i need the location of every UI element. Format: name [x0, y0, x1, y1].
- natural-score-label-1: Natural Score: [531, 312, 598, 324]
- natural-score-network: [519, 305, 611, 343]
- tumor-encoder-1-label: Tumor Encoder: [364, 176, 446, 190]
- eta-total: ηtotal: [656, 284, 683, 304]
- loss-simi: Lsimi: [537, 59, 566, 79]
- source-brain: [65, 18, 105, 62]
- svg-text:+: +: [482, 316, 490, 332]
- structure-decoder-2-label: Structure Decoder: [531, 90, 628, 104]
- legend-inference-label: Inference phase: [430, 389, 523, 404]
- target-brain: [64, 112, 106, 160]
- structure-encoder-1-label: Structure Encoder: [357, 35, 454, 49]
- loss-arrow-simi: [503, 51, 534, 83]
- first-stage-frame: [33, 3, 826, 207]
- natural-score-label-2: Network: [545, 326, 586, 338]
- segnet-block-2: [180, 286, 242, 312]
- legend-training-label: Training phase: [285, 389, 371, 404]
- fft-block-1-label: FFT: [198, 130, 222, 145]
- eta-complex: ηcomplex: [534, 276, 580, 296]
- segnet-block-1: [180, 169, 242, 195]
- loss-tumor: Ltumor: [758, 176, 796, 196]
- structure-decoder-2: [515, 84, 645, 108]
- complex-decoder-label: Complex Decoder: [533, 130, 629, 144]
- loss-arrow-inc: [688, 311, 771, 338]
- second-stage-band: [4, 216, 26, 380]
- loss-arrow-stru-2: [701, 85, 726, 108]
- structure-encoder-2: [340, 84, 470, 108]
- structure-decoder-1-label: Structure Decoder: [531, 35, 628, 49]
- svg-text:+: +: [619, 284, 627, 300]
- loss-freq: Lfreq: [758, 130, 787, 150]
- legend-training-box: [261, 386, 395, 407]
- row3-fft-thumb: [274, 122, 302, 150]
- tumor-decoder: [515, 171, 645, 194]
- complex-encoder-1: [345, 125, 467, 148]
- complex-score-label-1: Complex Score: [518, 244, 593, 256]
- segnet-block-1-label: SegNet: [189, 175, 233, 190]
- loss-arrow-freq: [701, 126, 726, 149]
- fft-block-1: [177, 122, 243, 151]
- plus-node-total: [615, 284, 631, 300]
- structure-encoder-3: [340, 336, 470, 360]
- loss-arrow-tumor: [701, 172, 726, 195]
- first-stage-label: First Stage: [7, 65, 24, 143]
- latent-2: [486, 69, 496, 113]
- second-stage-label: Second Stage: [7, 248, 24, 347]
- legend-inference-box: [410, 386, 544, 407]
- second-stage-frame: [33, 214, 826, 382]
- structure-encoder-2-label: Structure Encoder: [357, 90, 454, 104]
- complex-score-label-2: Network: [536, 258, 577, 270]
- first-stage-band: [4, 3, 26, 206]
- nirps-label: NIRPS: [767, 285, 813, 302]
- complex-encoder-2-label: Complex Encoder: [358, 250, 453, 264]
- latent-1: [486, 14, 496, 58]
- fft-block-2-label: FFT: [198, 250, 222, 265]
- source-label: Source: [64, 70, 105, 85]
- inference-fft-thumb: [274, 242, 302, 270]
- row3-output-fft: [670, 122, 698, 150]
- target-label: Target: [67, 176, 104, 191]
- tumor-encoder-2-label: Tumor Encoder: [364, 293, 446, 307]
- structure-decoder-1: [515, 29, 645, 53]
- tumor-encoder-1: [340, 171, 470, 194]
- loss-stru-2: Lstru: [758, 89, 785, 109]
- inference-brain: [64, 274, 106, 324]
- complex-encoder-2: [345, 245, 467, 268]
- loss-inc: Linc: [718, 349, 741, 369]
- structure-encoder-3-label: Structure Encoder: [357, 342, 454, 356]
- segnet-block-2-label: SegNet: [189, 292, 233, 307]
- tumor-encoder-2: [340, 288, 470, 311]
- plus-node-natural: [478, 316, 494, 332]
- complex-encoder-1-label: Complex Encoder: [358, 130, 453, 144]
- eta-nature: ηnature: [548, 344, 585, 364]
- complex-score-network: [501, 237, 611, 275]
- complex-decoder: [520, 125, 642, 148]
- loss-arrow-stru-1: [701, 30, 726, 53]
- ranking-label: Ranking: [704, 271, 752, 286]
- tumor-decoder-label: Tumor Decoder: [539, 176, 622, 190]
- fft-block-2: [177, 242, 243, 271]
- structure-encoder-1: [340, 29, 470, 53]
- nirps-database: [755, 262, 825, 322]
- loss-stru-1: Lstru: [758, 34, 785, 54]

__Assigned task__. Apply a filter to the listing above so that only lines with "structure" are kept, and copy those lines.

__Task result__.
- structure-decoder-2-label: Structure Decoder: [531, 90, 628, 104]
- structure-encoder-1-label: Structure Encoder: [357, 35, 454, 49]
- structure-decoder-2: [515, 84, 645, 108]
- structure-encoder-2: [340, 84, 470, 108]
- structure-decoder-1-label: Structure Decoder: [531, 35, 628, 49]
- structure-encoder-3: [340, 336, 470, 360]
- structure-encoder-2-label: Structure Encoder: [357, 90, 454, 104]
- structure-decoder-1: [515, 29, 645, 53]
- structure-encoder-3-label: Structure Encoder: [357, 342, 454, 356]
- structure-encoder-1: [340, 29, 470, 53]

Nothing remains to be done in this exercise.